PROMPT: Your copy of the material below should match it exactly, except that it holds no pictures.

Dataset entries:
▬▬▬
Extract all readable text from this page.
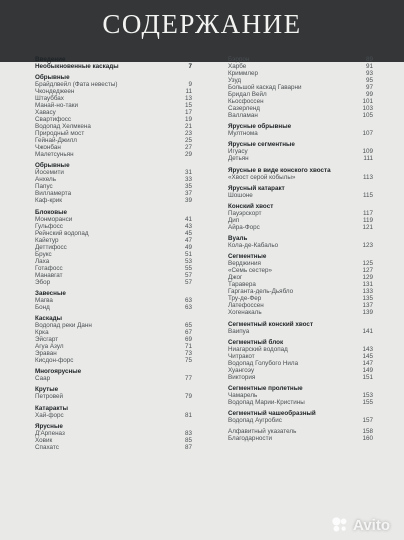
СОДЕРЖАНИЕ
Введение
Необыкновенные каскады	7
Обрывные
Брайдлвейл (Фата невесты)	9
Чкондеджеен	11
Штауббах	13
Манай-но-таки	15
Хавасу	17
Свартифосс	19
Водопад Хелмкена	21
Природный мост	23
Гейнай-Джилл	25
Чжонбан	27
Малетсуньян	29
Обрывные
Йосемити	31
Анхель	33
Папус	35
Вилламерта	37
Каф-крик	39
Блоковые
Монморанси	41
Гульфосс	43
Рейнский водопад	45
Кайетур	47
Деттифосс	49
Брукс	51
Лаха	53
Готафосс	55
Манавгат	57
Эбор	57
Завесные
Магва	63
Бонд	63
Каскады
Водопад реки Данн	65
Крка	67
Эйсгарт	69
Агуа Азул	71
Эраван	73
Кисдон-форс	75
Многоярусные
Саар	77
Крутые
Петровей	79
Катаракты
Хай-форс	81
Ярусные
Д'Арпеназ	83
Ховик	85
Спахатс	87
Бэррон	89
Харбе	91
Криммлер	93
Узуд	95
Большой каскад Гаварни	97
Бридал Вейл	99
Кьосфоссен	101
Сазерленд	103
Валламан	105
Ярусные обрывные
Мултнома	107
Ярусные сегментные
Игуасу	109
Детьян	111
Ярусные в виде конского хвоста
«Хвост серой кобылы»	113
Ярусный катаракт
Шошоне	115
Конский хвост
Пауэрскорт	117
Дип	119
Айра-Форс	121
Вуаль
Кола-де-Кабальо	123
Сегментные
Верджиния	125
«Семь сестер»	127
Джог	129
Таравера	131
Гарганта-дель-Дьябло	133
Тру-де-Фер	135
Латефоссен	137
Хогенакаль	139
Сегментный конский хвост
Ваипуа	141
Сегментный блок
Ниагарский водопад	143
Читракот	145
Водопад Голубого Нила	147
Хуангоэу	149
Виктория	151
Сегментные пролетные
Чамарель	153
Водопад Марии-Кристины	155
Сегментный чашеобразный
Водопад Аугробис	157
Алфавитный указатель	158
Благодарности	160
Avito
▬▬▬
ANSWER FOR THE TASK:
Extract all readable text from this page.
СОДЕРЖАНИЕ
Введение
Необыкновенные каскады	7
Обрывные
Брайдлвейл (Фата невесты)	9
Чкондеджеен	11
Штауббах	13
Манай-но-таки	15
Хавасу	17
Свартифосс	19
Водопад Хелмкена	21
Природный мост	23
Гейнай-Джилл	25
Чжонбан	27
Малетсуньян	29
Обрывные
Йосемити	31
Анхель	33
Папус	35
Вилламерта	37
Каф-крик	39
Блоковые
Монморанси	41
Гульфосс	43
Рейнский водопад	45
Кайетур	47
Деттифосс	49
Брукс	51
Лаха	53
Готафосс	55
Манавгат	57
Эбор	57
Завесные
Магва	63
Бонд	63
Каскады
Водопад реки Данн	65
Крка	67
Эйсгарт	69
Агуа Азул	71
Эраван	73
Кисдон-форс	75
Многоярусные
Саар	77
Крутые
Петровей	79
Катаракты
Хай-форс	81
Ярусные
Д'Арпеназ	83
Ховик	85
Спахатс	87
Бэррон	89
Харбе	91
Криммлер	93
Узуд	95
Большой каскад Гаварни	97
Бридал Вейл	99
Кьосфоссен	101
Сазерленд	103
Валламан	105
Ярусные обрывные
Мултнома	107
Ярусные сегментные
Игуасу	109
Детьян	111
Ярусные в виде конского хвоста
«Хвост серой кобылы»	113
Ярусный катаракт
Шошоне	115
Конский хвост
Пауэрскорт	117
Дип	119
Айра-Форс	121
Вуаль
Кола-де-Кабальо	123
Сегментные
Верджиния	125
«Семь сестер»	127
Джог	129
Таравера	131
Гарганта-дель-Дьябло	133
Тру-де-Фер	135
Латефоссен	137
Хогенакаль	139
Сегментный конский хвост
Ваипуа	141
Сегментный блок
Ниагарский водопад	143
Читракот	145
Водопад Голубого Нила	147
Хуангоэу	149
Виктория	151
Сегментные пролетные
Чамарель	153
Водопад Марии-Кристины	155
Сегментный чашеобразный
Водопад Аугробис	157
Алфавитный указатель	158
Благодарности	160
Avito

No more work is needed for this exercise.